• STATED GOAL 1
According to the excerpted text, on what date did the Board of Directors approve engaging Fruci & Associates II, PLLC?

• EXCERPTED TEXT
☆ ☆ ☆ ☆

On April 17, 2017, the Board of Directors approved the engagement of Fruci & Associates II, PLLC (“Fruci”) as the Company’s independent registered public accounting firm for the Company’s fiscal year ended January 31, 2017, effective immediately, and dismissed KLJ & Associates, LLP (“KLJ”) as the Company's independent registered public accounting firm. KLJ’s audit reports on the Company’s financial statements as of and for the fiscal year ended January 31, 2016 did not contain an adverse opinion or a disclaimer of opinion and were not qualified or modified as to uncertainty, audit scope or accounting principles.

 

The former Accountant was engaged on February 5, 2016. During the fiscal year ended January 31, 2016 and the subsequent interim periods through January 31, 2017, there were (i) no disagreements (as described in Item 304(a)(1)(iv) of Regulation S-K) between the Company and KLJ on any matter of accounting principles or practices, financial statement disclosure, or auditing scope or procedure, which, if not resolved to KLJ satisfaction, would have caused KLJ to make reference thereto in their reports on the financial statements for such years, and (ii) no “reportable events” within the meaning of Item 304(a)(1)(v) of Regulation.

☆ ☆ ☆ ☆

• SUPPLIED RECORDS
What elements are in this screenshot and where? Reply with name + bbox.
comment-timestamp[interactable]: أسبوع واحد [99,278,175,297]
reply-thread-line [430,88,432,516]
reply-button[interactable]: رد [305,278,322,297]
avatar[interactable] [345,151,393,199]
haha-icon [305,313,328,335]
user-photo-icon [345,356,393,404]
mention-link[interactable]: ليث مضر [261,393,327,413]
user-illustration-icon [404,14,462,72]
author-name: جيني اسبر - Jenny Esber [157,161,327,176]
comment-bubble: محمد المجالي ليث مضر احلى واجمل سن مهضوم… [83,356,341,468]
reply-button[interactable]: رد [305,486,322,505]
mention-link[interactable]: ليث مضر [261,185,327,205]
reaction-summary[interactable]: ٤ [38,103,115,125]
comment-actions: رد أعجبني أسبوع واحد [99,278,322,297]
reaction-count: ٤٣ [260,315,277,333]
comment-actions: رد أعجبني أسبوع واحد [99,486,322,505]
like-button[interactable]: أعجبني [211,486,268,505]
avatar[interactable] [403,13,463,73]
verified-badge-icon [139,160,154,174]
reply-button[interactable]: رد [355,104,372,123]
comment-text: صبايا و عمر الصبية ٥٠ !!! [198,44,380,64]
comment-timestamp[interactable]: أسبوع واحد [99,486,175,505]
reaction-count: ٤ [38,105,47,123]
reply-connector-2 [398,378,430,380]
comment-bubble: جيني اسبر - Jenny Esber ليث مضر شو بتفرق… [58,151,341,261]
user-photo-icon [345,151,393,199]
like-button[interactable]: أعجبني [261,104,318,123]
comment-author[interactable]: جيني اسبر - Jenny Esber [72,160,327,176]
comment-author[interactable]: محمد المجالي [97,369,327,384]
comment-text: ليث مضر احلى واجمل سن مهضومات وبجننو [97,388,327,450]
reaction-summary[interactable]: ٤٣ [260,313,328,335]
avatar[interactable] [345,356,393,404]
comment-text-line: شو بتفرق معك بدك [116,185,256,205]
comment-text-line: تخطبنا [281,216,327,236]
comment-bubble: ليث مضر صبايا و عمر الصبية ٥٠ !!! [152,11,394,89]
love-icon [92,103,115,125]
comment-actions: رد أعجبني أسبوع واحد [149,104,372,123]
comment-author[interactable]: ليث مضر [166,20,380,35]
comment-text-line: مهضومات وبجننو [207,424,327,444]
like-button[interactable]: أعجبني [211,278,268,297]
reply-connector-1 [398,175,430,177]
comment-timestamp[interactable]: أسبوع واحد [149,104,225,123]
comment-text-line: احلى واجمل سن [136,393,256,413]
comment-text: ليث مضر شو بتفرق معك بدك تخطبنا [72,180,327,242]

☆ ☆ ☆ ☆

• STATED GOAL 2
Take everything in the records from the first line down to the line containing "user-photo-icon [345,356,393,404]", both included. Rewrite only those lines with "reply-button" changed to "respond-button" and everything else the same.

• WRITTEN SOLUTION 1
April 17, 2017

• WRITTEN SOLUTION 2
What elements are in this screenshot and where? Reply with name + bbox.
comment-timestamp[interactable]: أسبوع واحد [99,278,175,297]
reply-thread-line [430,88,432,516]
respond-button[interactable]: رد [305,278,322,297]
avatar[interactable] [345,151,393,199]
haha-icon [305,313,328,335]
user-photo-icon [345,356,393,404]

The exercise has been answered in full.